# YOUR GOAL
Put the part of the entries that opens with the line containing "hashtag-link[interactable]: #RNG重赛# (60, 320, 137, 335)" and closes with the line containing "avatar[interactable] (8, 364, 50, 406)", both lines included, into a numbered list without blank lines.

# DATA SHOWN
++++++++++++++++++++

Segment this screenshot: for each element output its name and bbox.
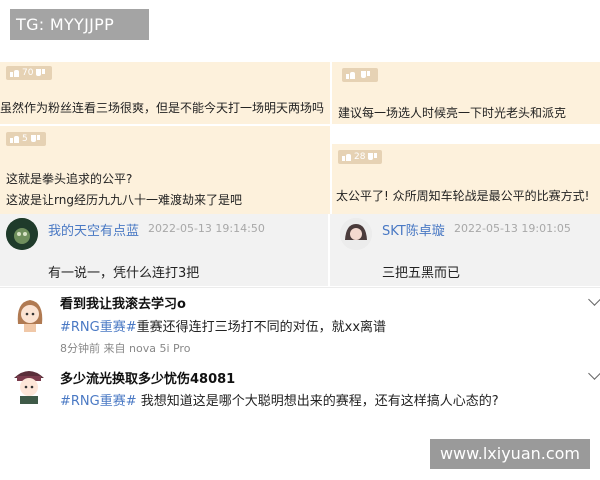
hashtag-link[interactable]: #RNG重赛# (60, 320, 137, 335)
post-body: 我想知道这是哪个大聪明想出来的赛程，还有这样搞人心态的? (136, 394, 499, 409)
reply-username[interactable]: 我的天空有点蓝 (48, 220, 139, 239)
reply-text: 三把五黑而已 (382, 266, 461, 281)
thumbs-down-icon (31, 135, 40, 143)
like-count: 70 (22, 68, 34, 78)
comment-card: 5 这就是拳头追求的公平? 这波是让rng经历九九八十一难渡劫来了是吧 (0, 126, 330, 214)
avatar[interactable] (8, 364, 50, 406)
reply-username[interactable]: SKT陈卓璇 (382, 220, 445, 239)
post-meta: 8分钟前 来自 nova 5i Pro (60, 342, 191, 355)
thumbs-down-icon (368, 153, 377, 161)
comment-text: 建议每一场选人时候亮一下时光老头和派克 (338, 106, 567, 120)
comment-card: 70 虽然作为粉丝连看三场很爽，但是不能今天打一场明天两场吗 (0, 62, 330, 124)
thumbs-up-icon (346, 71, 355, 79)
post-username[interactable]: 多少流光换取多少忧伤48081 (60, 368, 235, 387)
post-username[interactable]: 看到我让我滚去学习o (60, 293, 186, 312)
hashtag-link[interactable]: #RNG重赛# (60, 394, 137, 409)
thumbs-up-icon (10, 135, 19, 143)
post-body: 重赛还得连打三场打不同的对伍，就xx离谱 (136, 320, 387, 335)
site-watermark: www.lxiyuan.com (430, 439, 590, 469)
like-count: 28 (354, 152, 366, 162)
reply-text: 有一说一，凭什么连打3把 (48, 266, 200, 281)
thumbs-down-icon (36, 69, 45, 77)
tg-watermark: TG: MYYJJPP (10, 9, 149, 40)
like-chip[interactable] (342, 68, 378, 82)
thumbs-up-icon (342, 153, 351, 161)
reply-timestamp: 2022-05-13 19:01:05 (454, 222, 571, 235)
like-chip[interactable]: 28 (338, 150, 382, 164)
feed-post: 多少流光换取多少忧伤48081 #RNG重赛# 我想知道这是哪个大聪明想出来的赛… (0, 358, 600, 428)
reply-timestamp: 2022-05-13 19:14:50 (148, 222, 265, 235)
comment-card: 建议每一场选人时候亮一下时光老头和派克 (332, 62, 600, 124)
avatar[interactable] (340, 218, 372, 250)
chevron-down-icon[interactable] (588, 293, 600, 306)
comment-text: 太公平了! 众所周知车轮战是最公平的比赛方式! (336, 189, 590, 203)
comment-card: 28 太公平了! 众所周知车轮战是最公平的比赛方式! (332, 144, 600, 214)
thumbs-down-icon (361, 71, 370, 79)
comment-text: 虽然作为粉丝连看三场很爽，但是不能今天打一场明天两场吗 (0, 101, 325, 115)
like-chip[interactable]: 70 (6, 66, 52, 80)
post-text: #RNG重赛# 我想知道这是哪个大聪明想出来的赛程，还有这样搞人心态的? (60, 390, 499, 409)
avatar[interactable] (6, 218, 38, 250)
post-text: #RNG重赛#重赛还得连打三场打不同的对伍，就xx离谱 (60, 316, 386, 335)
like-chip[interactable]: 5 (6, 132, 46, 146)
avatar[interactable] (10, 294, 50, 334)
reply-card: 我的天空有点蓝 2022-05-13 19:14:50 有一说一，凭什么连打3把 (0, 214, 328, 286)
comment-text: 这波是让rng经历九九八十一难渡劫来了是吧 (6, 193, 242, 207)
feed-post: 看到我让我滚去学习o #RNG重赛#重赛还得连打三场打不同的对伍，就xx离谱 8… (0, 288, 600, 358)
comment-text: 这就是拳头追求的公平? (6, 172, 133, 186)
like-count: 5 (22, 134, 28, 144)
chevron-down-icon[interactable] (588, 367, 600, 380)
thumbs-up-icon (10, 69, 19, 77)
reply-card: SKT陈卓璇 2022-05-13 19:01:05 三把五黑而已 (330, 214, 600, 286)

++++++++++++++++++++

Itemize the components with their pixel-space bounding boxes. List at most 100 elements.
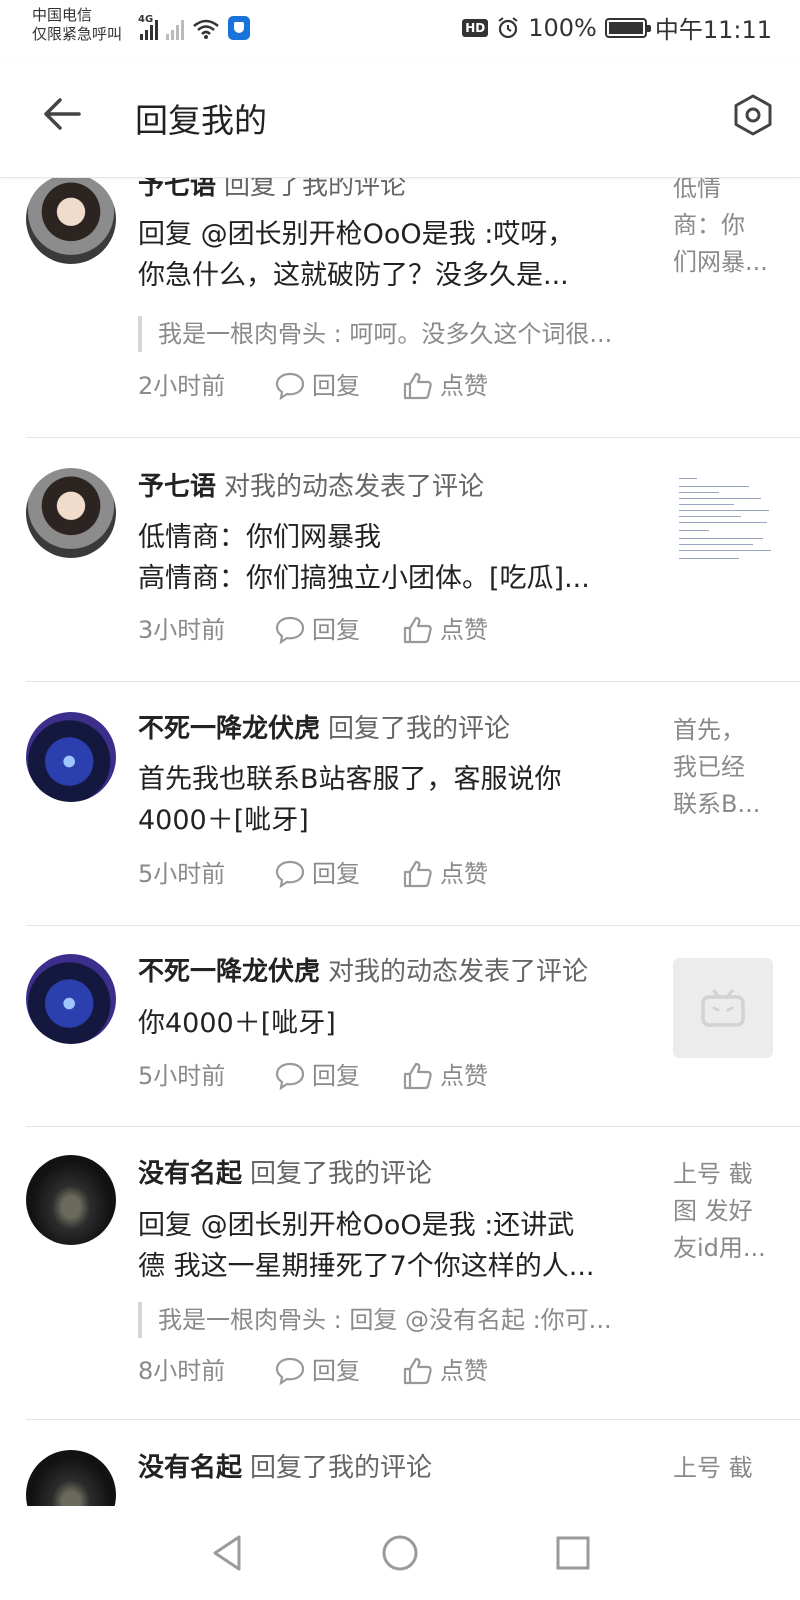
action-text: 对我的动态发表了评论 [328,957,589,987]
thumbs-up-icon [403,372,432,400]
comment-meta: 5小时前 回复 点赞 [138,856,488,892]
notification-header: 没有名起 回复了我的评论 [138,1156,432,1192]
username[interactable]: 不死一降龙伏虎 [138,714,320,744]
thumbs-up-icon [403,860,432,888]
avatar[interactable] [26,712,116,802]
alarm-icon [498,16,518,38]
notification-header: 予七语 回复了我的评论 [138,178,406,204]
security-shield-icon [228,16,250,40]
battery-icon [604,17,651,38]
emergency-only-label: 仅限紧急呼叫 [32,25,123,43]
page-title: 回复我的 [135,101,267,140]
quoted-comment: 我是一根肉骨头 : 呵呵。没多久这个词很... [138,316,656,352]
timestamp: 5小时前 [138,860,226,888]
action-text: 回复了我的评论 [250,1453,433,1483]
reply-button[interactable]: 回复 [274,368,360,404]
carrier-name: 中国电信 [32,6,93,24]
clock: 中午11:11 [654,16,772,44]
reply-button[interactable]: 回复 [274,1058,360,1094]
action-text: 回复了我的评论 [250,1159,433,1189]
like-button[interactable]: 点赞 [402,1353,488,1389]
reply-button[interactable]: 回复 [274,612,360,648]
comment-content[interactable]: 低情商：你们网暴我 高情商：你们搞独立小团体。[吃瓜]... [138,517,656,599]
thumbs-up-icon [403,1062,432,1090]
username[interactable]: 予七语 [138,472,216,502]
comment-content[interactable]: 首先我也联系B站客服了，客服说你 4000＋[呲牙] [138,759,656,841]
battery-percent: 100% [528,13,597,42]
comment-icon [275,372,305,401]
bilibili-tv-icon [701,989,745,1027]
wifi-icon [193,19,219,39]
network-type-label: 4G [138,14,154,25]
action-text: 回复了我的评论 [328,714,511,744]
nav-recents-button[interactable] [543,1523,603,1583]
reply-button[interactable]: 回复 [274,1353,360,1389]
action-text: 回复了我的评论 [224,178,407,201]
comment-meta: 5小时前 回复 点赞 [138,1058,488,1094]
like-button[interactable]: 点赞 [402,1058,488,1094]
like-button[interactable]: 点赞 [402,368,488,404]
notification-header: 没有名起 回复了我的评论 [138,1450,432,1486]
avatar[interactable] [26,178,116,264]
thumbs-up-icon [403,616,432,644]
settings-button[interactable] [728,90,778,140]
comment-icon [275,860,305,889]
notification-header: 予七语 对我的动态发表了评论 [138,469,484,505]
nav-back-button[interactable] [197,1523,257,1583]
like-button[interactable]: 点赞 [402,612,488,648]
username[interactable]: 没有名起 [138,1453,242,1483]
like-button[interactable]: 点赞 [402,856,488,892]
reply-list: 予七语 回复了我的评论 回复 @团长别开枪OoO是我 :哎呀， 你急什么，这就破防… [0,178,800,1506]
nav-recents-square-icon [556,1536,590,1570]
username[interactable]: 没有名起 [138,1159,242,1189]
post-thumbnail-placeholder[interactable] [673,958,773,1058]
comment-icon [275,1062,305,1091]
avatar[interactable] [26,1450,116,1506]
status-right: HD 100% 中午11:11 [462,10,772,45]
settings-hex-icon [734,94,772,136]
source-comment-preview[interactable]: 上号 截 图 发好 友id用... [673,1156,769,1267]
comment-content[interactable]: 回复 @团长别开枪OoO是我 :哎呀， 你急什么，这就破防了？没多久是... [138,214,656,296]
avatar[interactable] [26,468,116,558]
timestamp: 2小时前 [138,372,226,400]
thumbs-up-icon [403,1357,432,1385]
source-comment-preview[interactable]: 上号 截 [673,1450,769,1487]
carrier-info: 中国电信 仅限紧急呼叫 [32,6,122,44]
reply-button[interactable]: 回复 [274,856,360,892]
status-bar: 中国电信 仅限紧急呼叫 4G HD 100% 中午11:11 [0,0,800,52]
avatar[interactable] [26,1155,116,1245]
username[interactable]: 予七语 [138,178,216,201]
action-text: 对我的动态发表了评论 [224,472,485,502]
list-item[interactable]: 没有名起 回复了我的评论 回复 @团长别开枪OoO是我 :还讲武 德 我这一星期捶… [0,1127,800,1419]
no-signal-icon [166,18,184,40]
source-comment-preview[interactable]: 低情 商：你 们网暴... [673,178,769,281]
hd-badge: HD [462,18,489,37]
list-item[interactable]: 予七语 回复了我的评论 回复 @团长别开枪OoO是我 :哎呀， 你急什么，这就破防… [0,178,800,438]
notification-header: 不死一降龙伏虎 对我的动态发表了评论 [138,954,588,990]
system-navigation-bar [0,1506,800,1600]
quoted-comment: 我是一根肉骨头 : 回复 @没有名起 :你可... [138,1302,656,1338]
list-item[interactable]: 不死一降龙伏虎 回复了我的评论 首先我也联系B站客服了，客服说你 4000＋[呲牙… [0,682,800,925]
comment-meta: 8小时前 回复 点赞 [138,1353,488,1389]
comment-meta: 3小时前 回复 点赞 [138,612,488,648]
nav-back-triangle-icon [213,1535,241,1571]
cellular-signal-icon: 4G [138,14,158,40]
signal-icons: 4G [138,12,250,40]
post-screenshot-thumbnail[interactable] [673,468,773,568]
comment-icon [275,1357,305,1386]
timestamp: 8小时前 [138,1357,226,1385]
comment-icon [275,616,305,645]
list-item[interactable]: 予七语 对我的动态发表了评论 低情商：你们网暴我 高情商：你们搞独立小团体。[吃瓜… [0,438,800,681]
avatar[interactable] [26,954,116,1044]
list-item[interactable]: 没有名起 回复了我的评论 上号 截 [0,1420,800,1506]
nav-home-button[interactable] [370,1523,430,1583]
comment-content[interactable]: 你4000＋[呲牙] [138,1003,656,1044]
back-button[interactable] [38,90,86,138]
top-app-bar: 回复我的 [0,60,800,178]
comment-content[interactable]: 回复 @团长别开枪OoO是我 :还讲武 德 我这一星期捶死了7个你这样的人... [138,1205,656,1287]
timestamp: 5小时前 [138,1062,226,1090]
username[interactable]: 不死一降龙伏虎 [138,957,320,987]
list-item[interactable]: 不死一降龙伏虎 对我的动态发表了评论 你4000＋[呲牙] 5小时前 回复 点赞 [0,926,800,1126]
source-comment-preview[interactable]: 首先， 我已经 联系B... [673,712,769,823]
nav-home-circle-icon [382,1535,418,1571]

++++++++++++++++++++

# ANSWER TO THIS TASK
1. hashtag-link[interactable]: #RNG重赛# (60, 320, 137, 335)
2. post-body: 我想知道这是哪个大聪明想出来的赛程，还有这样搞人心态的? (136, 394, 499, 409)
3. reply-username[interactable]: 我的天空有点蓝 (48, 220, 139, 239)
4. reply-text: 三把五黑而已 (382, 266, 461, 281)
5. thumbs-down-icon (31, 135, 40, 143)
6. like-count: 70 (22, 68, 34, 78)
7. comment-card: 5 这就是拳头追求的公平? 这波是让rng经历九九八十一难渡劫来了是吧 (0, 126, 330, 214)
8. avatar[interactable] (8, 364, 50, 406)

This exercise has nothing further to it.